Task directions: Write the listing below out again exactly, dropping the images.

Data rows:
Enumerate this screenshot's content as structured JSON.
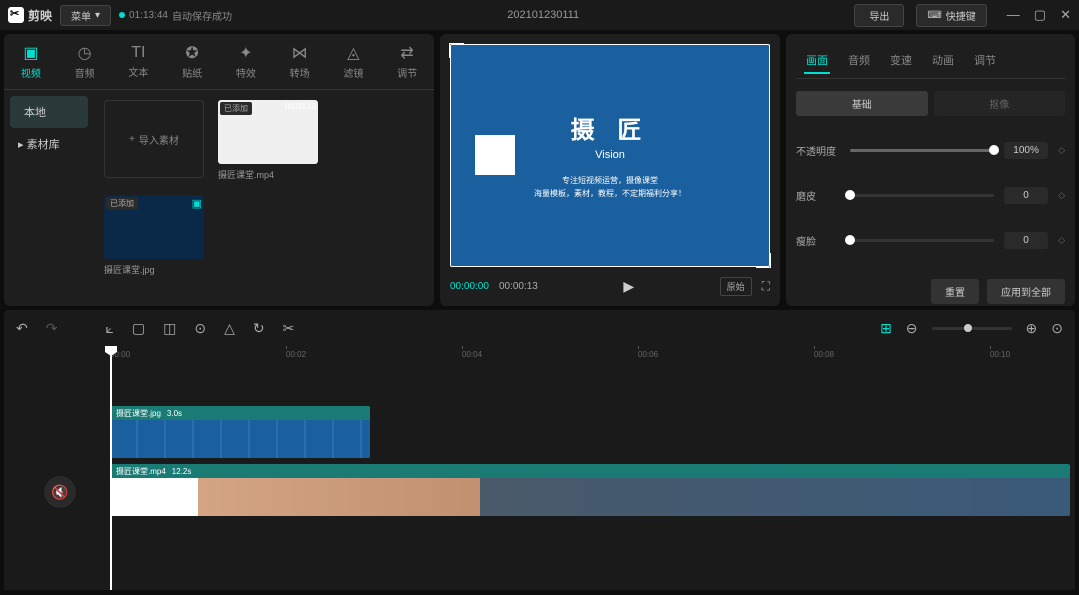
{
  "titlebar": {
    "app_name": "剪映",
    "menu_label": "菜单",
    "autosave_time": "01:13:44",
    "autosave_text": "自动保存成功",
    "project_name": "202101230111",
    "export_label": "导出",
    "shortcut_label": "快捷键"
  },
  "media_tabs": [
    {
      "icon": "▣",
      "label": "视频"
    },
    {
      "icon": "◷",
      "label": "音频"
    },
    {
      "icon": "TI",
      "label": "文本"
    },
    {
      "icon": "✪",
      "label": "贴纸"
    },
    {
      "icon": "✦",
      "label": "特效"
    },
    {
      "icon": "⋈",
      "label": "转场"
    },
    {
      "icon": "◬",
      "label": "滤镜"
    },
    {
      "icon": "⇄",
      "label": "调节"
    }
  ],
  "media_side": {
    "local": "本地",
    "library": "素材库"
  },
  "import_label": "导入素材",
  "thumbs": [
    {
      "name": "摄匠课堂.mp4",
      "badge": "已添加",
      "duration": "00:00:13",
      "type": "vid"
    },
    {
      "name": "摄匠课堂.jpg",
      "badge": "已添加",
      "type": "img"
    }
  ],
  "preview": {
    "title": "摄 匠",
    "subtitle": "Vision",
    "line1": "专注短视频运营，摄像课堂",
    "line2": "海量模板，素材，教程，不定期福利分享！",
    "current": "00:00:00",
    "total": "00:00:13",
    "ratio": "原始"
  },
  "props": {
    "tabs": [
      "画面",
      "音频",
      "变速",
      "动画",
      "调节"
    ],
    "sub_basic": "基础",
    "sub_cutout": "抠像",
    "opacity_label": "不透明度",
    "opacity_value": "100%",
    "skin_label": "磨皮",
    "skin_value": "0",
    "face_label": "瘦脸",
    "face_value": "0",
    "reset": "重置",
    "apply_all": "应用到全部"
  },
  "timeline": {
    "ticks": [
      "00:00",
      "00:02",
      "00:04",
      "00:06",
      "00:08",
      "00:10"
    ],
    "clip1_name": "摄匠课堂.jpg",
    "clip1_dur": "3.0s",
    "clip2_name": "摄匠课堂.mp4",
    "clip2_dur": "12.2s"
  }
}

Task answer:
Enumerate this screenshot's content as structured JSON.
{
  "titlebar": {
    "app_name": "剪映",
    "menu_label": "菜单",
    "autosave_time": "01:13:44",
    "autosave_text": "自动保存成功",
    "project_name": "202101230111",
    "export_label": "导出",
    "shortcut_label": "快捷键"
  },
  "media_tabs": [
    {
      "icon": "▣",
      "label": "视频"
    },
    {
      "icon": "◷",
      "label": "音频"
    },
    {
      "icon": "TI",
      "label": "文本"
    },
    {
      "icon": "✪",
      "label": "贴纸"
    },
    {
      "icon": "✦",
      "label": "特效"
    },
    {
      "icon": "⋈",
      "label": "转场"
    },
    {
      "icon": "◬",
      "label": "滤镜"
    },
    {
      "icon": "⇄",
      "label": "调节"
    }
  ],
  "media_side": {
    "local": "本地",
    "library": "素材库"
  },
  "import_label": "导入素材",
  "thumbs": [
    {
      "name": "摄匠课堂.mp4",
      "badge": "已添加",
      "duration": "00:00:13",
      "type": "vid"
    },
    {
      "name": "摄匠课堂.jpg",
      "badge": "已添加",
      "type": "img"
    }
  ],
  "preview": {
    "title": "摄 匠",
    "subtitle": "Vision",
    "line1": "专注短视频运营，摄像课堂",
    "line2": "海量模板，素材，教程，不定期福利分享！",
    "current": "00:00:00",
    "total": "00:00:13",
    "ratio": "原始"
  },
  "props": {
    "tabs": [
      "画面",
      "音频",
      "变速",
      "动画",
      "调节"
    ],
    "sub_basic": "基础",
    "sub_cutout": "抠像",
    "opacity_label": "不透明度",
    "opacity_value": "100%",
    "skin_label": "磨皮",
    "skin_value": "0",
    "face_label": "瘦脸",
    "face_value": "0",
    "reset": "重置",
    "apply_all": "应用到全部"
  },
  "timeline": {
    "ticks": [
      "00:00",
      "00:02",
      "00:04",
      "00:06",
      "00:08",
      "00:10"
    ],
    "clip1_name": "摄匠课堂.jpg",
    "clip1_dur": "3.0s",
    "clip2_name": "摄匠课堂.mp4",
    "clip2_dur": "12.2s"
  }
}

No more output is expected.